Extracted data entries »
** Begin **
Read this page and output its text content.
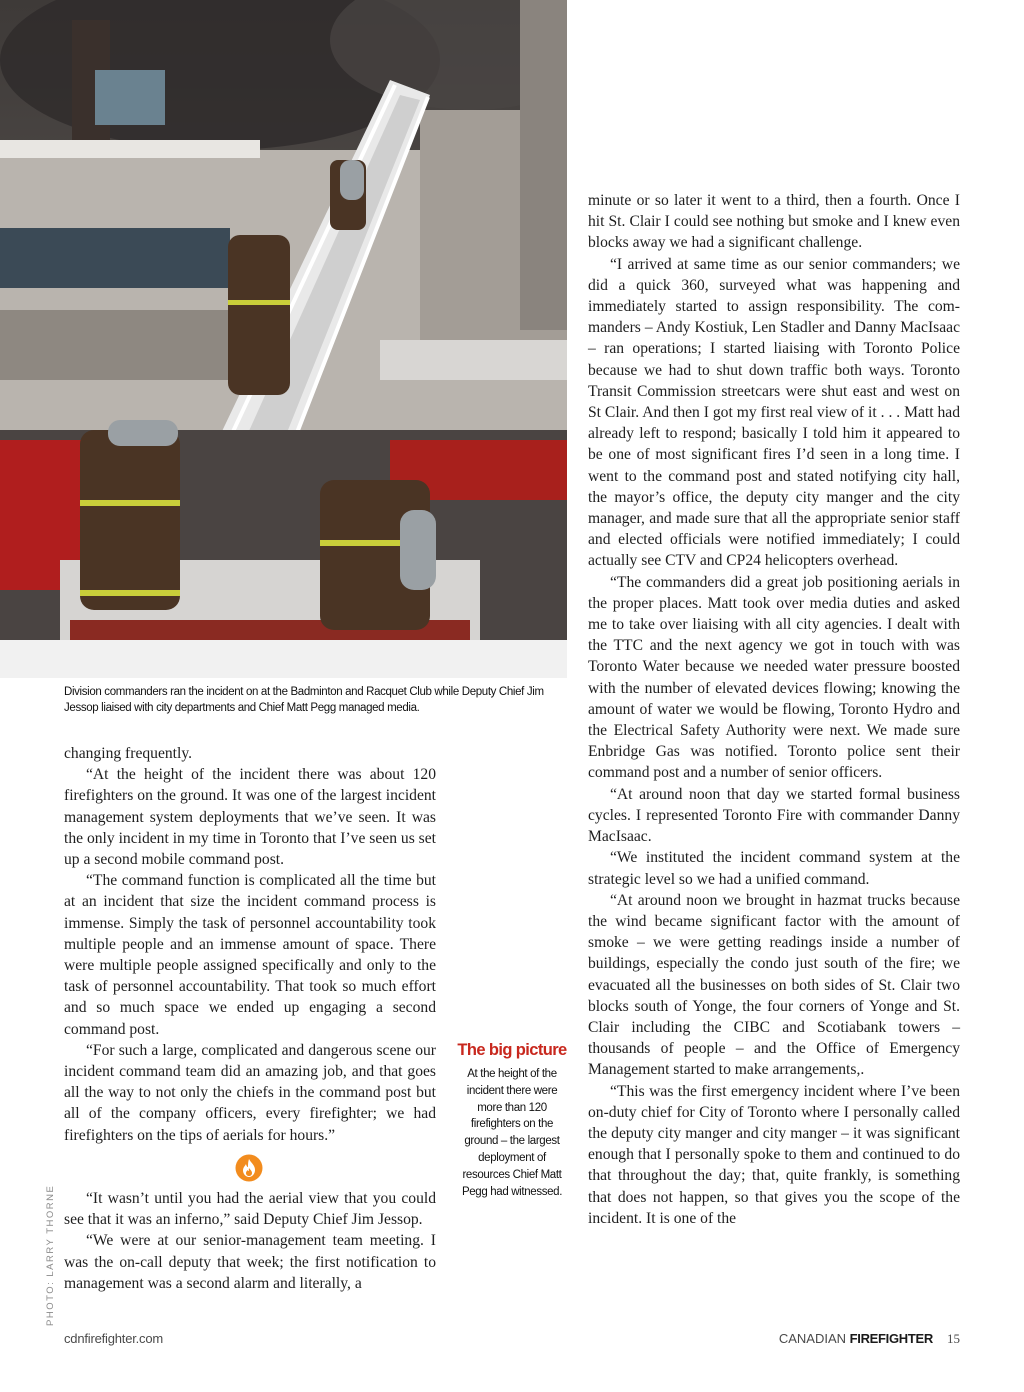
Division commanders ran the incident on at the Badminton and Racquet Club while Deputy Chief Jim Jessop liaised with city departments and Chief Matt Pegg managed media.

changing frequently.

“At the height of the incident there was about 120 firefighters on the ground. It was one of the largest incident management system deployments that we’ve seen. It was the only incident in my time in Toronto that I’ve seen us set up a second mobile command post.

“The command function is complicated all the time but at an incident that size the incident command process is immense. Simply the task of personnel accountability took multiple people and an immense amount of space. There were multiple people assigned specifically and only to the task of personnel accountability. That took so much effort and so much space we ended up engaging a second command post.

“For such a large, complicated and dangerous scene our incident command team did an amazing job, and that goes all the way to not only the chiefs in the command post but all of the company officers, every firefighter; we had firefighters on the tips of aerials for hours.”

“It wasn’t until you had the aerial view that you could see that it was an inferno,” said Deputy Chief Jim Jessop.

“We were at our senior-management team meeting. I was the on-call deputy that week; the first notification to management was a second alarm and literally, a

The big picture
At the height of the incident there were more than 120 firefighters on the ground – the largest deployment of resources Chief Matt Pegg had witnessed.

minute or so later it went to a third, then a fourth. Once I hit St. Clair I could see nothing but smoke and I knew even blocks away we had a significant challenge.

“I arrived at same time as our senior commanders; we did a quick 360, surveyed what was happening and immediately started to assign responsibility. The commanders – Andy Kostiuk, Len Stadler and Danny MacIsaac – ran operations; I started liaising with Toronto Police because we had to shut down traffic both ways. Toronto Transit Commission streetcars were shut east and west on St Clair. And then I got my first real view of it . . . Matt had already left to respond; basically I told him it appeared to be one of most significant fires I’d seen in a long time. I went to the command post and stated notifying city hall, the mayor’s office, the deputy city manger and the city manager, and made sure that all the appropriate senior staff and elected officials were notified immediately; I could actually see CTV and CP24 helicopters overhead.

“The commanders did a great job positioning aerials in the proper places. Matt took over media duties and asked me to take over liaising with all city agencies. I dealt with the TTC and the next agency we got in touch with was Toronto Water because we needed water pressure boosted with the number of elevated devices flowing; knowing the amount of water we would be flowing, Toronto Hydro and the Electrical Safety Authority were next. We made sure Enbridge Gas was notified. Toronto police sent their command post and a number of senior officers.

“At around noon that day we started formal business cycles. I represented Toronto Fire with commander Danny MacIsaac.

“We instituted the incident command system at the strategic level so we had a unified command.

“At around noon we brought in hazmat trucks because the wind became significant factor with the amount of smoke – we were getting readings inside a number of buildings, especially the condo just south of the fire; we evacuated all the businesses on both sides of St. Clair two blocks south of Yonge, the four corners of Yonge and St. Clair including the CIBC and Scotiabank towers – thousands of people – and the Office of Emergency Management started to make arrangements,.

“This was the first emergency incident where I’ve been on-duty chief for City of Toronto where I personally called the deputy city manger and city manger – it was significant enough that I personally spoke to them and continued to do that throughout the day; that, quite frankly, is something that does not happen, so that gives you the scope of the incident. It is one of the

PHOTO: LARRY THORNE
cdnfirefighter.com	CANADIAN FIREFIGHTER 15
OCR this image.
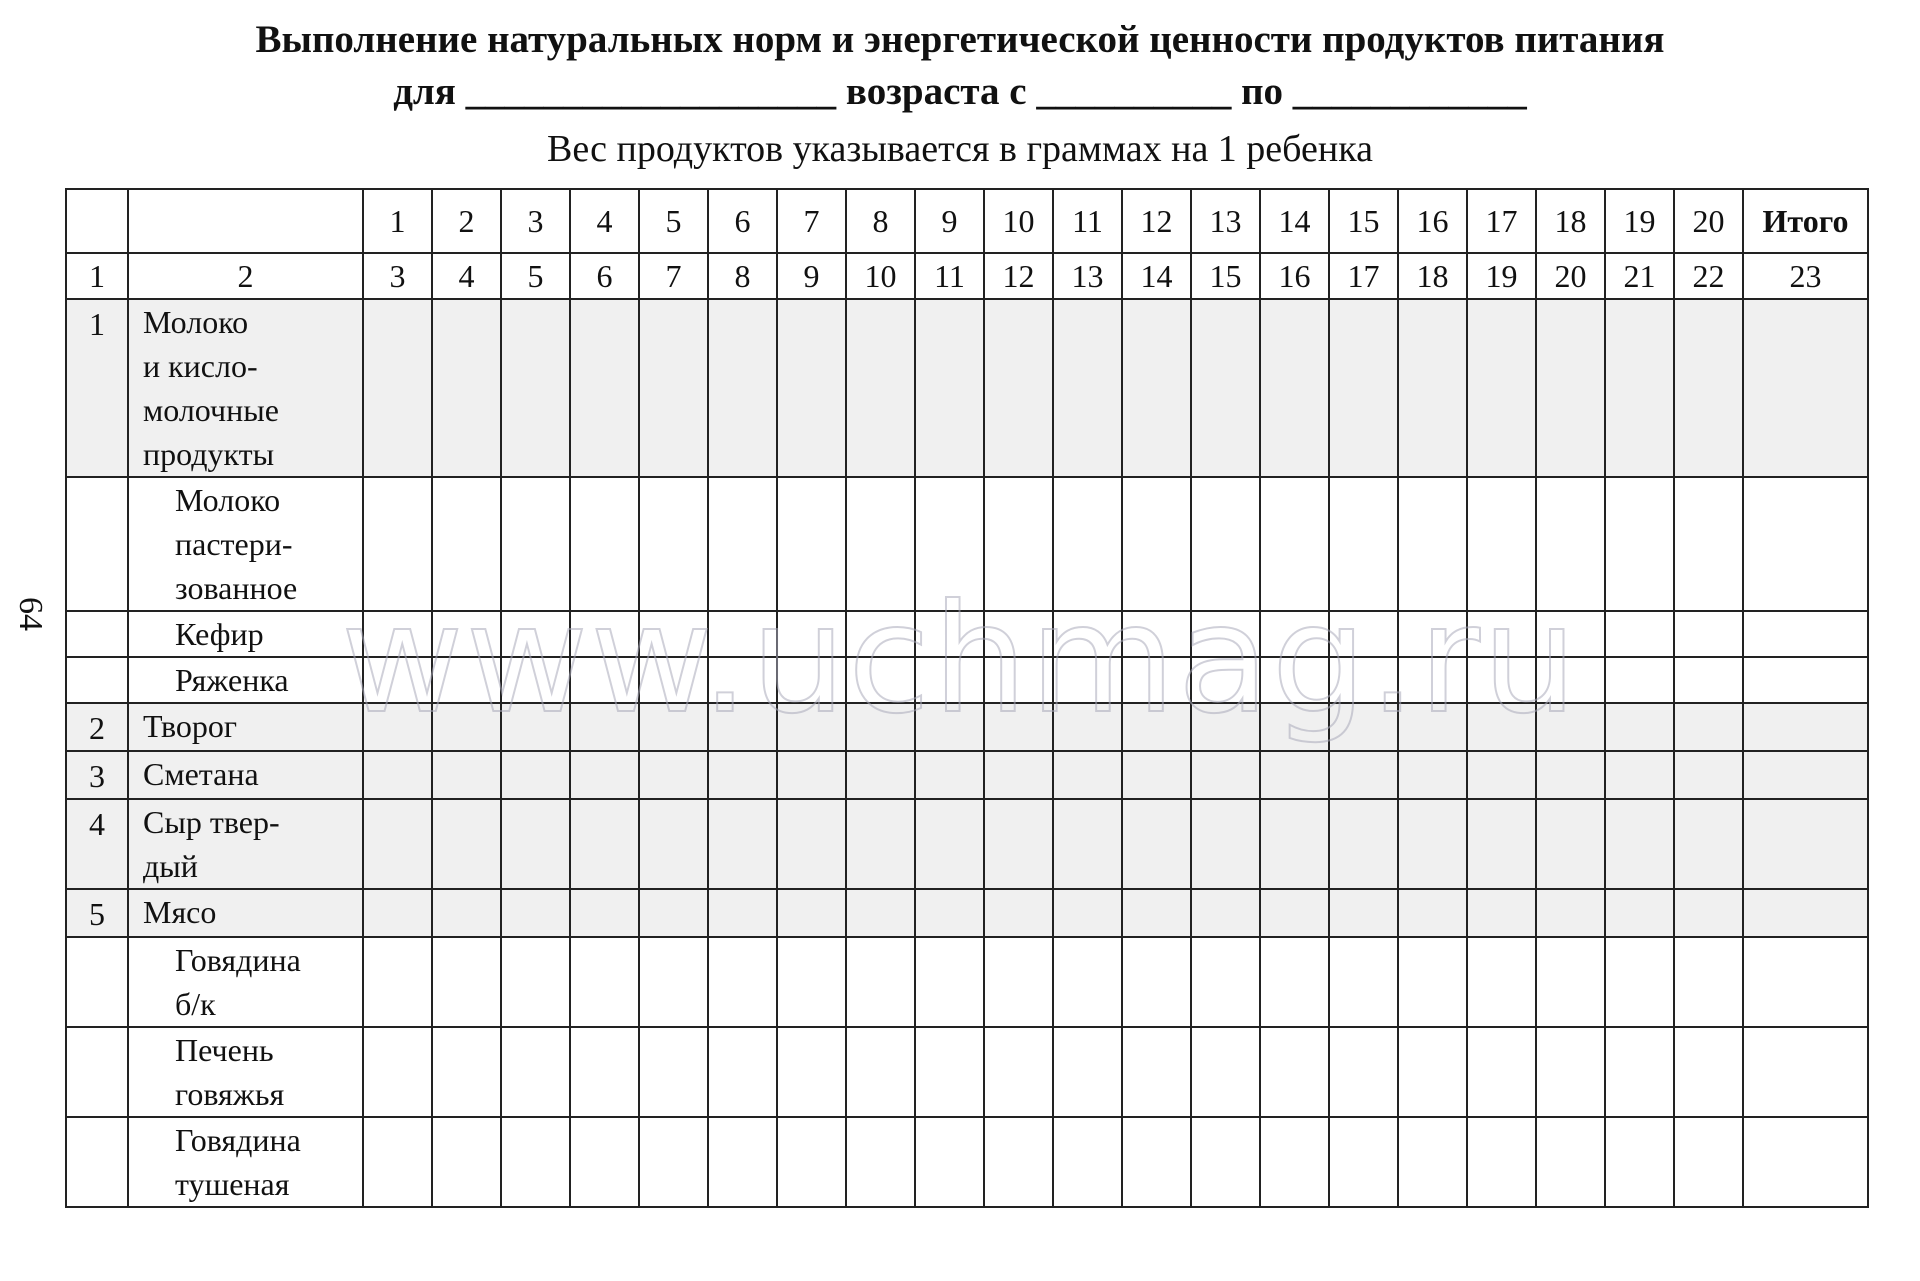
Выполнение натуральных норм и энергетической ценности продуктов питания
для ___________________ возраста с __________ по ____________
Вес продуктов указывается в граммах на 1 ребенка
64
		1	2	3	4	5	6	7	8	9	10	11	12	13	14	15	16	17	18	19	20	Итого
1	2	3	4	5	6	7	8	9	10	11	12	13	14	15	16	17	18	19	20	21	22	23
1	Молоко
и кисло-
молочные
продукты																					

	Молоко
пастери-
зованное																					

	Кефир																					

	Ряженка																					

2	Творог																					

3	Сметана																					

4	Сыр твер-
дый																					

5	Мясо																					

	Говядина
б/к																					

	Печень
говяжья																					

	Говядина
тушеная																					

www.uchmag.ru
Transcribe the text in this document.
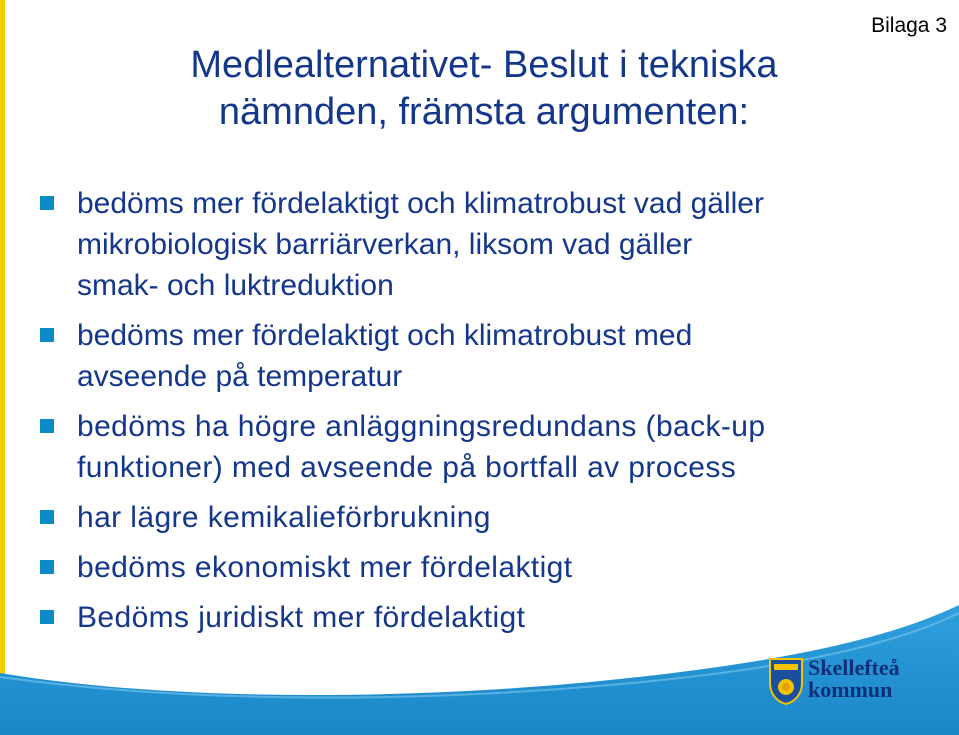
Bilaga 3
Medlealternativet- Beslut i tekniska
nämnden, främsta argumenten:
bedöms mer fördelaktigt och klimatrobust vad gäller
mikrobiologisk barriärverkan, liksom vad gäller
smak- och luktreduktion
bedöms mer fördelaktigt och klimatrobust med
avseende på temperatur
bedöms ha högre anläggningsredundans (back-up
funktioner) med avseende på bortfall av process
har lägre kemikalieförbrukning
bedöms ekonomiskt mer fördelaktigt
Bedöms juridiskt mer fördelaktigt
Skellefteå
kommun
** End **
Each line holding "noon" must be found and copied.

Expected answer »
“At around noon that day we started formal business cycles. I represented Toronto Fire with commander Danny MacIsaac.
“At around noon we brought in hazmat trucks because the wind became significant factor with the amount of smoke – we were getting readings inside a number of buildings, especially the condo just south of the fire; we evacuated all the businesses on both sides of St. Clair two blocks south of Yonge, the four corners of Yonge and St. Clair including the CIBC and Scotiabank towers – thousands of people – and the Office of Emergency Management started to make arrangements,.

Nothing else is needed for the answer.